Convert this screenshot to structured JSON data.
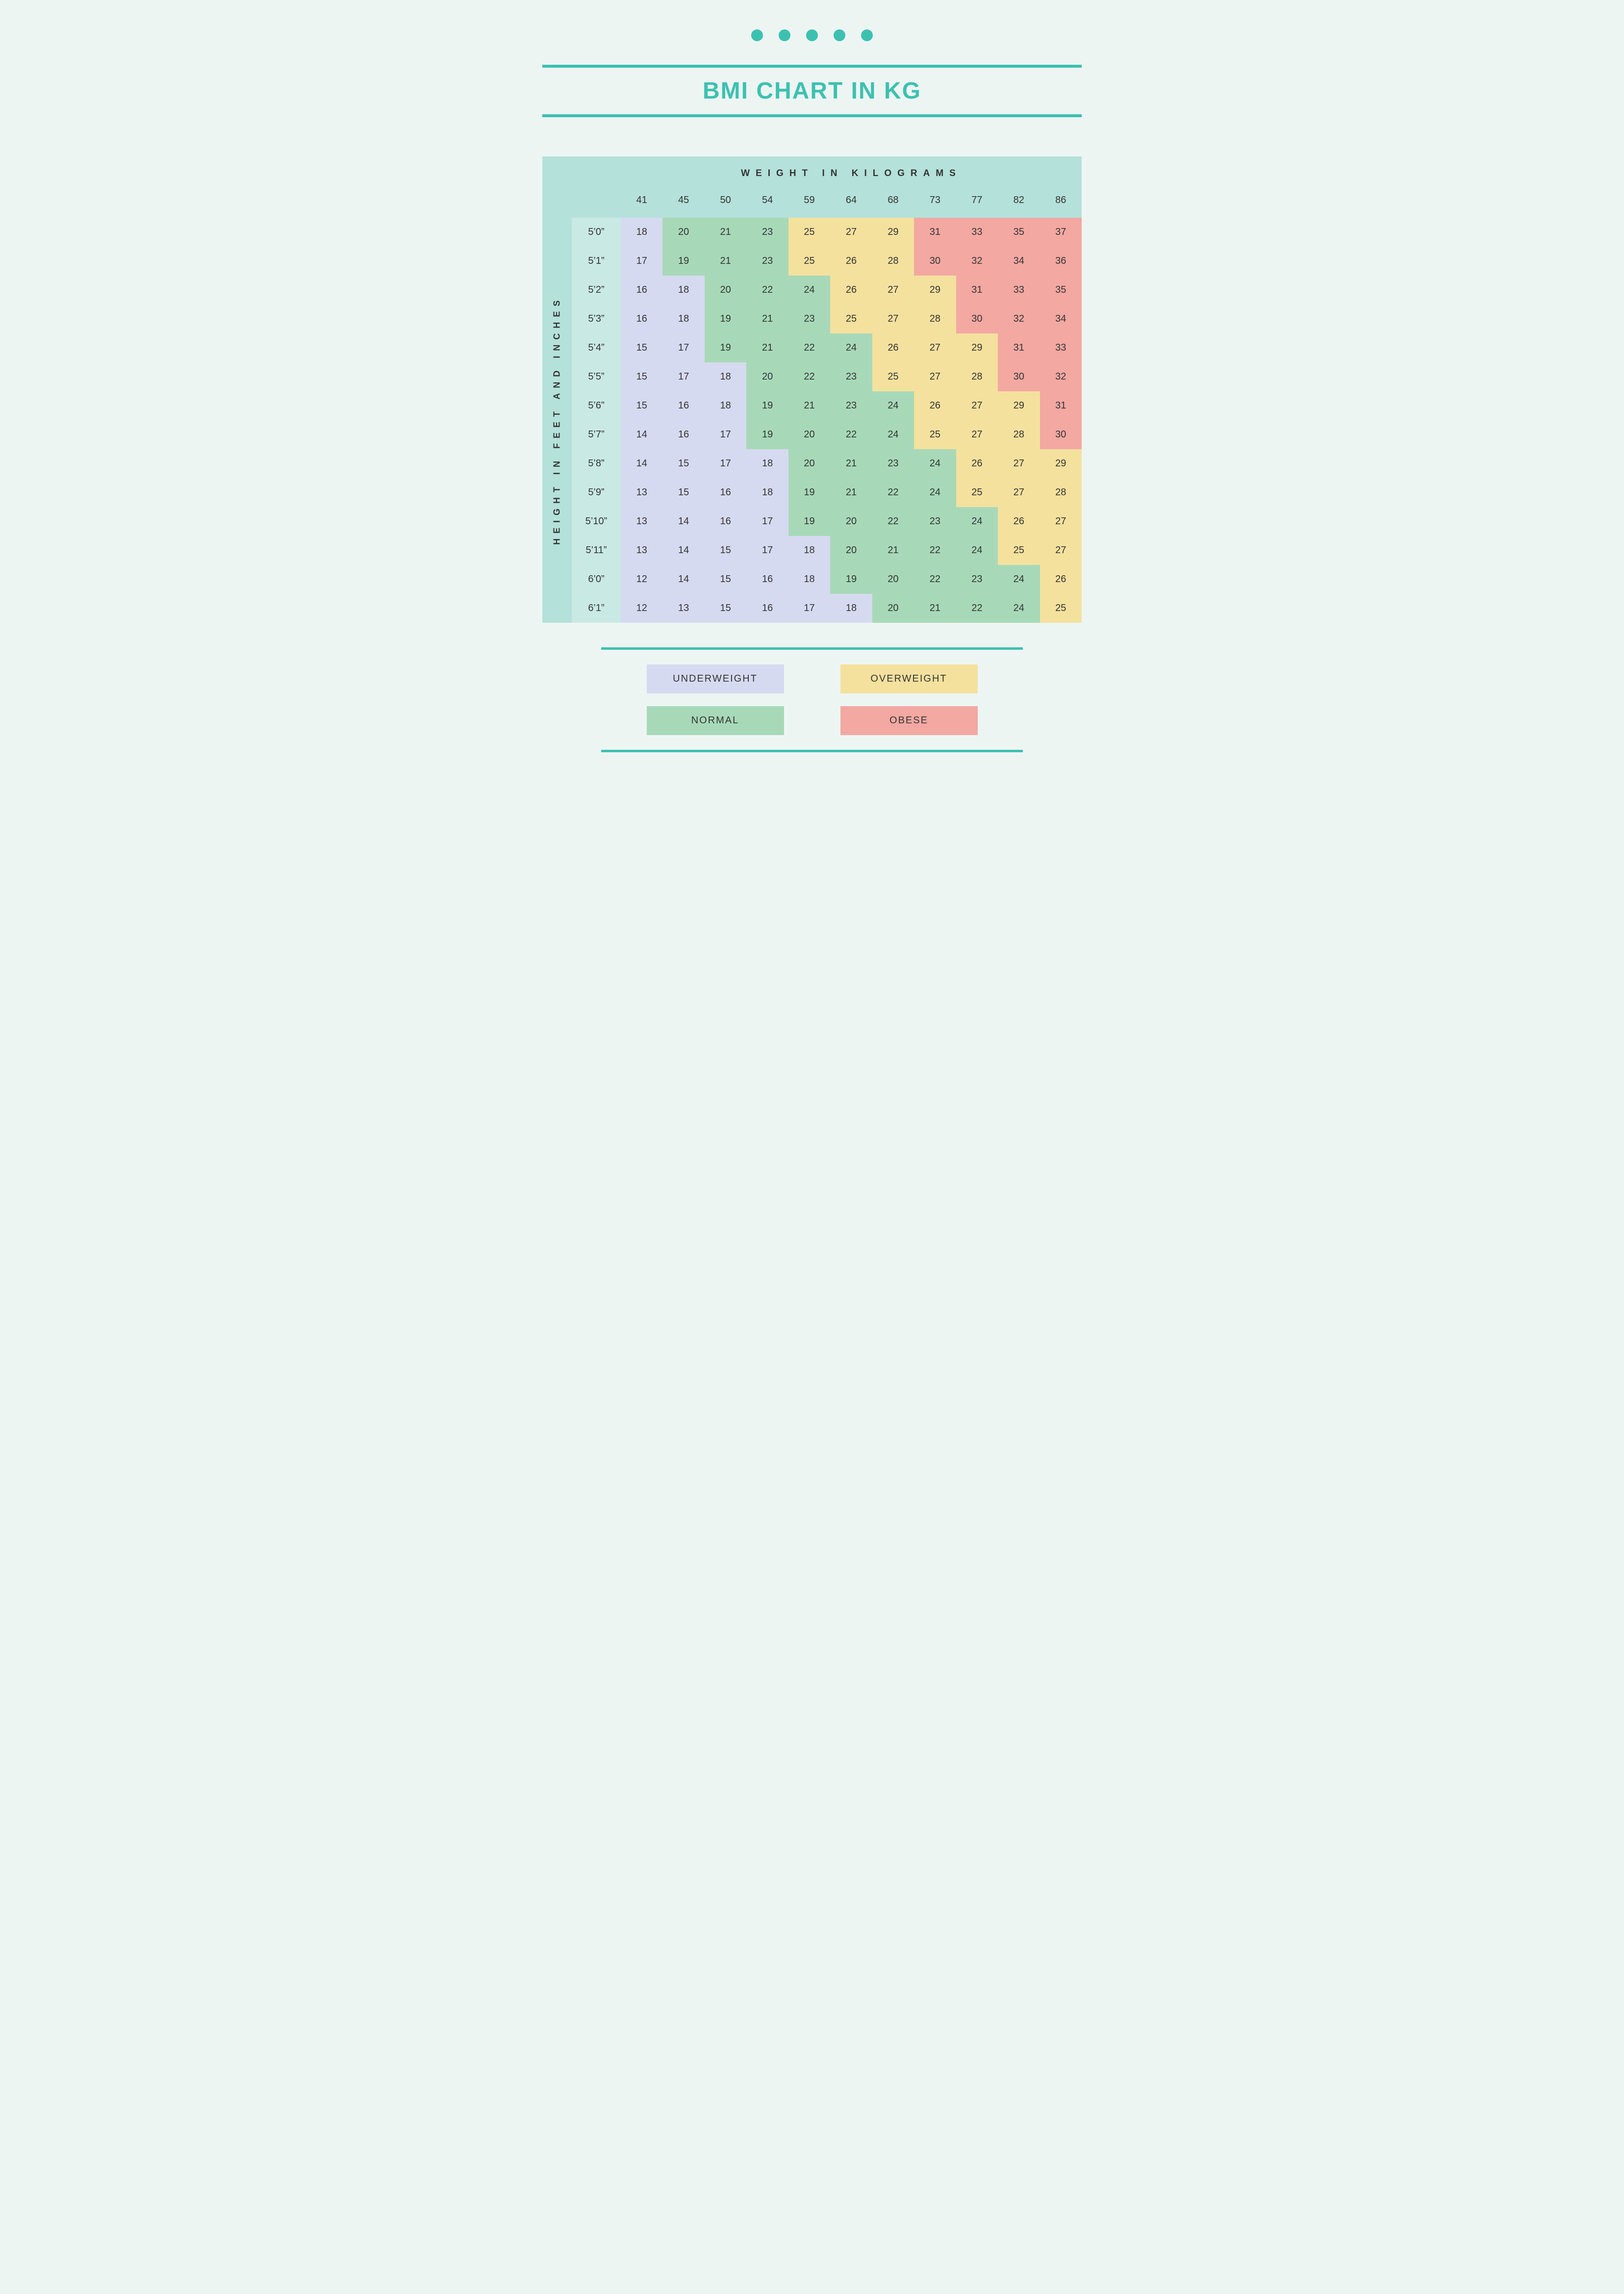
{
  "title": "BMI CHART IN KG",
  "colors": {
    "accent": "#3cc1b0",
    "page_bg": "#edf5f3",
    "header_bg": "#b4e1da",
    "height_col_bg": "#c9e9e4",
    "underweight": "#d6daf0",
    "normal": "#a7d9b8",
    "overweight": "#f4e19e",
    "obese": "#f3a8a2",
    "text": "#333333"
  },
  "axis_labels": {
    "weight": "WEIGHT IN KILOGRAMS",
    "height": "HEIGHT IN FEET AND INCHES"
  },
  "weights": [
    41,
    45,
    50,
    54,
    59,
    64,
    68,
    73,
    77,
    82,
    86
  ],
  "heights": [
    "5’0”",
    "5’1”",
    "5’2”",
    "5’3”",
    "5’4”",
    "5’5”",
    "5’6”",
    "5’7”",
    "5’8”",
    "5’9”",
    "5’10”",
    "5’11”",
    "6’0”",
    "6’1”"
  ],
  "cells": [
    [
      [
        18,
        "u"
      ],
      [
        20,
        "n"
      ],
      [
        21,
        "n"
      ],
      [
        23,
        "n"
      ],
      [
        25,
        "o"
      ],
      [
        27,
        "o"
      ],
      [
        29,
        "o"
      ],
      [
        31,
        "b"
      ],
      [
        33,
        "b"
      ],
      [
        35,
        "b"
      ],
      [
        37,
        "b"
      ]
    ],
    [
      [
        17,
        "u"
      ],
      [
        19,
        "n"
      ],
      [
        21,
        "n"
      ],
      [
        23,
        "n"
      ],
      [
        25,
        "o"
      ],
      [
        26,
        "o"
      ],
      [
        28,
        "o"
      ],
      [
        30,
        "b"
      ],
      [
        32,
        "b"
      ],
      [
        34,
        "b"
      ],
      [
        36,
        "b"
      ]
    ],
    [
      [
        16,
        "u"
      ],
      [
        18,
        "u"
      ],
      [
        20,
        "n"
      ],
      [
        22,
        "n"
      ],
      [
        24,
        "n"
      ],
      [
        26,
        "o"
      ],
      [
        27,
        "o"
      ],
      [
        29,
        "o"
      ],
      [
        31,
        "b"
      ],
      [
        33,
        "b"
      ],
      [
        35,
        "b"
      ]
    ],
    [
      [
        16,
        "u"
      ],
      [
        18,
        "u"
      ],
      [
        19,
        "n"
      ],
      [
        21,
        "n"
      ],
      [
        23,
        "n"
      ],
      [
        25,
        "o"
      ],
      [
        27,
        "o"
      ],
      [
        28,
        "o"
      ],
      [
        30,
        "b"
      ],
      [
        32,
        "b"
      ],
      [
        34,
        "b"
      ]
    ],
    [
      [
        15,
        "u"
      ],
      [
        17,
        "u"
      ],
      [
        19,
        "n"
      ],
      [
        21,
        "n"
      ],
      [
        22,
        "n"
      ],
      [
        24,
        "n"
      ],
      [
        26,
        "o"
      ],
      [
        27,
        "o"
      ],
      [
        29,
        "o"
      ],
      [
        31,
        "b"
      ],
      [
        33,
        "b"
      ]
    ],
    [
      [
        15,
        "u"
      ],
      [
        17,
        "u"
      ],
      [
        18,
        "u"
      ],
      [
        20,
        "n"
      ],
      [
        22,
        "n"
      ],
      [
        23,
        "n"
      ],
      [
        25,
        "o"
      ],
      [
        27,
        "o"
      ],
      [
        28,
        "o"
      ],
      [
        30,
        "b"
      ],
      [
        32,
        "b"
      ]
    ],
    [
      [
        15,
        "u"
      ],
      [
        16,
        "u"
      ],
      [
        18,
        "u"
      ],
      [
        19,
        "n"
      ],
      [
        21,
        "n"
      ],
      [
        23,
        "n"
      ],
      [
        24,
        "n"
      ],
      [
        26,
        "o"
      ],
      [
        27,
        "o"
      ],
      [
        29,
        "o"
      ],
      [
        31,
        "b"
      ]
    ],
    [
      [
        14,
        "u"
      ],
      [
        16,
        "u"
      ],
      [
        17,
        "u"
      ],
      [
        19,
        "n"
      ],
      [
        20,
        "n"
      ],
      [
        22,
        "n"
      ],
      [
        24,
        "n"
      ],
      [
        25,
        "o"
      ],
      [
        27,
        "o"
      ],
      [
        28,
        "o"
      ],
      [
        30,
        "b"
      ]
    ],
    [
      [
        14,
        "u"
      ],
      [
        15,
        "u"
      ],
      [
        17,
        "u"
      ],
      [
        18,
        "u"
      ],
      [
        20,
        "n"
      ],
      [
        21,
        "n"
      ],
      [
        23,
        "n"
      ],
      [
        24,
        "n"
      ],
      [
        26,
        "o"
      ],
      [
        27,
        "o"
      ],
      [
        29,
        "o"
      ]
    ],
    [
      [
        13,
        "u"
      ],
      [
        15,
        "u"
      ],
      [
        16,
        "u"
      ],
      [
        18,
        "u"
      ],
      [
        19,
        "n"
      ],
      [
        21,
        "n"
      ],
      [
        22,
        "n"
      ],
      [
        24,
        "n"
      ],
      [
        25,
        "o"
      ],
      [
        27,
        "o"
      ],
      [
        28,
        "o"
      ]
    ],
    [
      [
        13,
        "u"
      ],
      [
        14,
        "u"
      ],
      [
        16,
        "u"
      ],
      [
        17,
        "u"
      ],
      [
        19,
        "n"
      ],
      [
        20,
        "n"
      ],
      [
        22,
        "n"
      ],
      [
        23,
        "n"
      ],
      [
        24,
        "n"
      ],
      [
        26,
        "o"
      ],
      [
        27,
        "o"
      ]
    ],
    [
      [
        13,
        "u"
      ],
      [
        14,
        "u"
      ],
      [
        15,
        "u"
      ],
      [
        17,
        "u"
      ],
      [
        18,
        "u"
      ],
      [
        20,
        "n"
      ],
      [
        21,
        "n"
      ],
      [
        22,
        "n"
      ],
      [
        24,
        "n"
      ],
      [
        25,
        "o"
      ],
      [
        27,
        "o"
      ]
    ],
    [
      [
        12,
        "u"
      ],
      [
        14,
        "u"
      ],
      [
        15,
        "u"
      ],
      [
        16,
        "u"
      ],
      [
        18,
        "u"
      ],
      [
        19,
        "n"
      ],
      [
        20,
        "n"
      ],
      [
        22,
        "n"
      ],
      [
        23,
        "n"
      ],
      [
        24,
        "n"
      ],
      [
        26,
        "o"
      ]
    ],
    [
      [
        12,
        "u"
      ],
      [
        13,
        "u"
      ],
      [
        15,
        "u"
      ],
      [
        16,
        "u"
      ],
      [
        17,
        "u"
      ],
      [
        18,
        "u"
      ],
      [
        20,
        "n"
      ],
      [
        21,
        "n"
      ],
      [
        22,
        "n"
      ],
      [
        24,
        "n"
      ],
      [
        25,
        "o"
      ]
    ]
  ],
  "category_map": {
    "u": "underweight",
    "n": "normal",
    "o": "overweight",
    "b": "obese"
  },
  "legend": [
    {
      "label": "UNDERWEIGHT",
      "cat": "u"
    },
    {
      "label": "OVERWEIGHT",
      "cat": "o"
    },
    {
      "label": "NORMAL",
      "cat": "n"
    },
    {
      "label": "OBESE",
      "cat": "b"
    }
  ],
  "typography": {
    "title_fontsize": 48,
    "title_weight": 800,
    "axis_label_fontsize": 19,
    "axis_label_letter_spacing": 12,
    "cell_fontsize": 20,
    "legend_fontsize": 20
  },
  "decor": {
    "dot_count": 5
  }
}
++++++++++
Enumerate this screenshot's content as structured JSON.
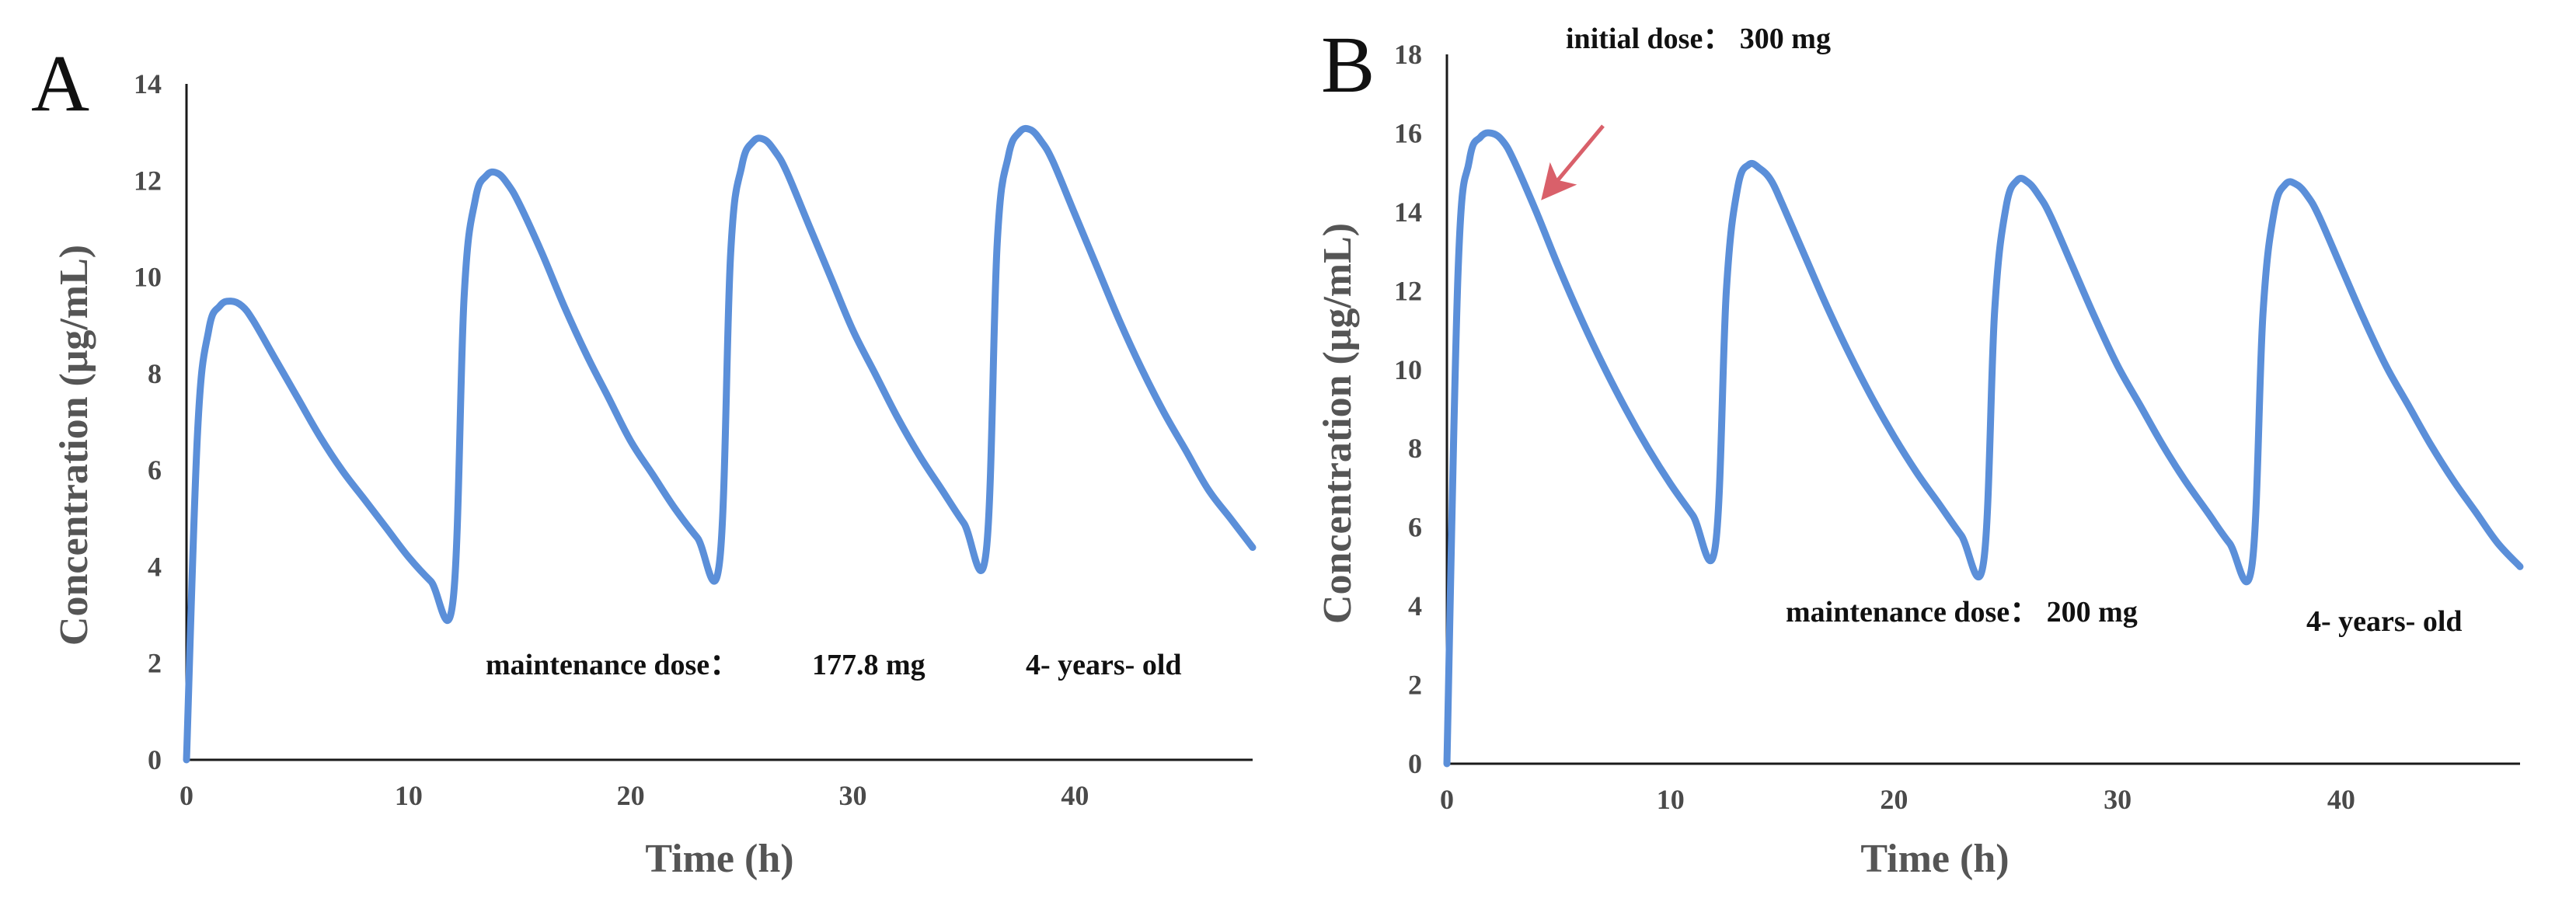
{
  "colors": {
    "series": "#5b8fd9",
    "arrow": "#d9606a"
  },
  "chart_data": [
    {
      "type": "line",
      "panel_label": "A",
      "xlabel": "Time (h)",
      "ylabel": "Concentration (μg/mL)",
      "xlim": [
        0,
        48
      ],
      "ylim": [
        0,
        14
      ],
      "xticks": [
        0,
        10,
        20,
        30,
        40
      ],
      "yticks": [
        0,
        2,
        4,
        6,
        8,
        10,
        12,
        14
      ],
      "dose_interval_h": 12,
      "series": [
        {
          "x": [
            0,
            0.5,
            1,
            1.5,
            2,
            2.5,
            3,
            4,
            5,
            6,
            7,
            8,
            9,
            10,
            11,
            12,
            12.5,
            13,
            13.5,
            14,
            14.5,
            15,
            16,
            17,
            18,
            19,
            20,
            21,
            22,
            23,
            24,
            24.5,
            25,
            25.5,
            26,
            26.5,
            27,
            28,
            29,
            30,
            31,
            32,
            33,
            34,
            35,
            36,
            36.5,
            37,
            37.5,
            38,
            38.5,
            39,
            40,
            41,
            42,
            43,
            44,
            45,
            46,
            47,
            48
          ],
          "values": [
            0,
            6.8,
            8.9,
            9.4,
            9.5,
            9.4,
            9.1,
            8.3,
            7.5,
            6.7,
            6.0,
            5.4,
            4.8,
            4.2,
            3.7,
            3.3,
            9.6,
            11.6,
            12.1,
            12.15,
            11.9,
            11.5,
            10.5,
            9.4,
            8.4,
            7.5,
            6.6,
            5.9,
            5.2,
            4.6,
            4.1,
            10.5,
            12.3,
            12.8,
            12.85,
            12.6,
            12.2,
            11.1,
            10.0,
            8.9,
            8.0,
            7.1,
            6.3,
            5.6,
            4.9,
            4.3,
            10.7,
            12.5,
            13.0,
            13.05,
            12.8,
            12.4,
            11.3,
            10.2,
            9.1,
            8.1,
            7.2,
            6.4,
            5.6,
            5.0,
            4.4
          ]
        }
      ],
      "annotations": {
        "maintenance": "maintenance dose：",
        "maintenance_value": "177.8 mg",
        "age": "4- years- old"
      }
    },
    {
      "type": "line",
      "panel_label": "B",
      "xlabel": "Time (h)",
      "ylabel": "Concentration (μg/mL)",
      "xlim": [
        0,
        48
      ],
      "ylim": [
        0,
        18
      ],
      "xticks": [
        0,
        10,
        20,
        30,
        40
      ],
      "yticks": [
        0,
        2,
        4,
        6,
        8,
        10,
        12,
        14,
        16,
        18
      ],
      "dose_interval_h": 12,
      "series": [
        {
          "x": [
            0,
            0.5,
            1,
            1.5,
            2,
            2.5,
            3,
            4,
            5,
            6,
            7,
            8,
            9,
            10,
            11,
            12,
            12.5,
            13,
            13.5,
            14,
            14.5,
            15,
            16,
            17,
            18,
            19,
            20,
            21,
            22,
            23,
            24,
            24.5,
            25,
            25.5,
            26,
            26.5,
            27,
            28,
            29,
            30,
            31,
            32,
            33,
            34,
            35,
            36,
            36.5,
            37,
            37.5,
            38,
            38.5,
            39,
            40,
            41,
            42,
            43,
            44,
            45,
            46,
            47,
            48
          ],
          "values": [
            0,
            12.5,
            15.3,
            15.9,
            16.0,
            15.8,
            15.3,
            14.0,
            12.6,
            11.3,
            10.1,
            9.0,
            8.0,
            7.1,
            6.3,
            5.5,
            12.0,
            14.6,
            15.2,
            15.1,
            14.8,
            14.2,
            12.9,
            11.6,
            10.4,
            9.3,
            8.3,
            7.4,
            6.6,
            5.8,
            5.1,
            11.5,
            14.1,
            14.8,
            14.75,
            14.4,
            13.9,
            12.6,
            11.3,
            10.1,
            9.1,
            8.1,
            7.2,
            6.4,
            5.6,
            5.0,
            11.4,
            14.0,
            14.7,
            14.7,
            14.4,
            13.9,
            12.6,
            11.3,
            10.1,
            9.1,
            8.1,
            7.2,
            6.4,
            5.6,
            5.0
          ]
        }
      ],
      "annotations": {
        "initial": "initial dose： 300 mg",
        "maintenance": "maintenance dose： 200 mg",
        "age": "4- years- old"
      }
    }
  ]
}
++++++++++
### EXERCISE
Check each line of the data above for the word "this", then state how many lines have it. Give the number alone.

### THE OUTPUT
2